## START Records supplied
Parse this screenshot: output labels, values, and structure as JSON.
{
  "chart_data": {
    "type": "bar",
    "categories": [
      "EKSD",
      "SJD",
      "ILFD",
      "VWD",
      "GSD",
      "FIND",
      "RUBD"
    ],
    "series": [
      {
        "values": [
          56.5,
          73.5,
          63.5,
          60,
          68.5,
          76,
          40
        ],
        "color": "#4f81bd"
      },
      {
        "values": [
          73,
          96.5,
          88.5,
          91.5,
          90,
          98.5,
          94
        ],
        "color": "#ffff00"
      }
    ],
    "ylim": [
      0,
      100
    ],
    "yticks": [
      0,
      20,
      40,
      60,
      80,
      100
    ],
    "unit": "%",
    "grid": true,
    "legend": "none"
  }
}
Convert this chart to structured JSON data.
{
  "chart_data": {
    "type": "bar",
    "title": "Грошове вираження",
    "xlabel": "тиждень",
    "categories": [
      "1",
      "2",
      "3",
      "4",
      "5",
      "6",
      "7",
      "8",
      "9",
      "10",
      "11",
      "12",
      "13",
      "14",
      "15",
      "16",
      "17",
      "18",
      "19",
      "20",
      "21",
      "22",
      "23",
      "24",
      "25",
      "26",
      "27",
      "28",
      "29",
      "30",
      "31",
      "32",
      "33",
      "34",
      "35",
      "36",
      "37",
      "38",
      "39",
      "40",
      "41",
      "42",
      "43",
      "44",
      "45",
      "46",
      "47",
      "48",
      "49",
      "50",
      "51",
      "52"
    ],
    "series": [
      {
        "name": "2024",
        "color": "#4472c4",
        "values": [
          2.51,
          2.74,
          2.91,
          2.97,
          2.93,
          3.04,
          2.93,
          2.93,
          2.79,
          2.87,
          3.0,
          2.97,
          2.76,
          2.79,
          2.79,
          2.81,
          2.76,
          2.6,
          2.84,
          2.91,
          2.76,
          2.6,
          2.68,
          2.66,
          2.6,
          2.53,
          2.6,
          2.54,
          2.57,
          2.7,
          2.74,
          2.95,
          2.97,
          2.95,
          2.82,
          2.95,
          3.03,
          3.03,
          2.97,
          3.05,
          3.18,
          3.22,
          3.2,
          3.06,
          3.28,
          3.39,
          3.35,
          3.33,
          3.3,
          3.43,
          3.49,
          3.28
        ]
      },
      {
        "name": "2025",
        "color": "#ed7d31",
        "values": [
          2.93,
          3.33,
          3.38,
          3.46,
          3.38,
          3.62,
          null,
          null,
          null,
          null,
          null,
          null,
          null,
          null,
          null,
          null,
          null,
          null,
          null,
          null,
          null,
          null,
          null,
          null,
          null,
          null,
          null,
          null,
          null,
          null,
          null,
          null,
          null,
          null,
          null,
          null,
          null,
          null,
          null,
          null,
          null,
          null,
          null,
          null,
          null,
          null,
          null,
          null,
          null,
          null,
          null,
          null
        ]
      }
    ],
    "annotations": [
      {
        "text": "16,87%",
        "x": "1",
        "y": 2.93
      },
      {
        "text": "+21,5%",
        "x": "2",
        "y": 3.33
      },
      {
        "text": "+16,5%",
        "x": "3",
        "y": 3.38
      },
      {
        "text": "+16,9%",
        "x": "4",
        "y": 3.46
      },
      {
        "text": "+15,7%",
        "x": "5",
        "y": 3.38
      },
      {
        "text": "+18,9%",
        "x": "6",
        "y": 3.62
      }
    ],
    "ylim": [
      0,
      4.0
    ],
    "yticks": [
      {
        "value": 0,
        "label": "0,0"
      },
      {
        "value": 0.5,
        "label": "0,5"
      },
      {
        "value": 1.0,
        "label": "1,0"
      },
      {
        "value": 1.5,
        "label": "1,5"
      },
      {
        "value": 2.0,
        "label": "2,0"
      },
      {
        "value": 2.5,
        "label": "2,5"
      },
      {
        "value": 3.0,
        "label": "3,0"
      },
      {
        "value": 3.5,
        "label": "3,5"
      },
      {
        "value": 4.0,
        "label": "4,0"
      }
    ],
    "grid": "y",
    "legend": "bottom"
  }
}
## END Records supplied
What the task asks:
Print the listing above in its entirety, with every line exact.

Finished answer:
Parse this screenshot: output labels, values, and structure as JSON.
{
  "chart_data": {
    "type": "bar",
    "categories": [
      "EKSD",
      "SJD",
      "ILFD",
      "VWD",
      "GSD",
      "FIND",
      "RUBD"
    ],
    "series": [
      {
        "values": [
          56.5,
          73.5,
          63.5,
          60,
          68.5,
          76,
          40
        ],
        "color": "#4f81bd"
      },
      {
        "values": [
          73,
          96.5,
          88.5,
          91.5,
          90,
          98.5,
          94
        ],
        "color": "#ffff00"
      }
    ],
    "ylim": [
      0,
      100
    ],
    "yticks": [
      0,
      20,
      40,
      60,
      80,
      100
    ],
    "unit": "%",
    "grid": true,
    "legend": "none"
  }
}
Convert this chart to structured JSON data.
{
  "chart_data": {
    "type": "bar",
    "title": "Грошове вираження",
    "xlabel": "тиждень",
    "categories": [
      "1",
      "2",
      "3",
      "4",
      "5",
      "6",
      "7",
      "8",
      "9",
      "10",
      "11",
      "12",
      "13",
      "14",
      "15",
      "16",
      "17",
      "18",
      "19",
      "20",
      "21",
      "22",
      "23",
      "24",
      "25",
      "26",
      "27",
      "28",
      "29",
      "30",
      "31",
      "32",
      "33",
      "34",
      "35",
      "36",
      "37",
      "38",
      "39",
      "40",
      "41",
      "42",
      "43",
      "44",
      "45",
      "46",
      "47",
      "48",
      "49",
      "50",
      "51",
      "52"
    ],
    "series": [
      {
        "name": "2024",
        "color": "#4472c4",
        "values": [
          2.51,
          2.74,
          2.91,
          2.97,
          2.93,
          3.04,
          2.93,
          2.93,
          2.79,
          2.87,
          3.0,
          2.97,
          2.76,
          2.79,
          2.79,
          2.81,
          2.76,
          2.6,
          2.84,
          2.91,
          2.76,
          2.6,
          2.68,
          2.66,
          2.6,
          2.53,
          2.6,
          2.54,
          2.57,
          2.7,
          2.74,
          2.95,
          2.97,
          2.95,
          2.82,
          2.95,
          3.03,
          3.03,
          2.97,
          3.05,
          3.18,
          3.22,
          3.2,
          3.06,
          3.28,
          3.39,
          3.35,
          3.33,
          3.3,
          3.43,
          3.49,
          3.28
        ]
      },
      {
        "name": "2025",
        "color": "#ed7d31",
        "values": [
          2.93,
          3.33,
          3.38,
          3.46,
          3.38,
          3.62,
          null,
          null,
          null,
          null,
          null,
          null,
          null,
          null,
          null,
          null,
          null,
          null,
          null,
          null,
          null,
          null,
          null,
          null,
          null,
          null,
          null,
          null,
          null,
          null,
          null,
          null,
          null,
          null,
          null,
          null,
          null,
          null,
          null,
          null,
          null,
          null,
          null,
          null,
          null,
          null,
          null,
          null,
          null,
          null,
          null,
          null
        ]
      }
    ],
    "annotations": [
      {
        "text": "16,87%",
        "x": "1",
        "y": 2.93
      },
      {
        "text": "+21,5%",
        "x": "2",
        "y": 3.33
      },
      {
        "text": "+16,5%",
        "x": "3",
        "y": 3.38
      },
      {
        "text": "+16,9%",
        "x": "4",
        "y": 3.46
      },
      {
        "text": "+15,7%",
        "x": "5",
        "y": 3.38
      },
      {
        "text": "+18,9%",
        "x": "6",
        "y": 3.62
      }
    ],
    "ylim": [
      0,
      4.0
    ],
    "yticks": [
      {
        "value": 0,
        "label": "0,0"
      },
      {
        "value": 0.5,
        "label": "0,5"
      },
      {
        "value": 1.0,
        "label": "1,0"
      },
      {
        "value": 1.5,
        "label": "1,5"
      },
      {
        "value": 2.0,
        "label": "2,0"
      },
      {
        "value": 2.5,
        "label": "2,5"
      },
      {
        "value": 3.0,
        "label": "3,0"
      },
      {
        "value": 3.5,
        "label": "3,5"
      },
      {
        "value": 4.0,
        "label": "4,0"
      }
    ],
    "grid": "y",
    "legend": "bottom"
  }
}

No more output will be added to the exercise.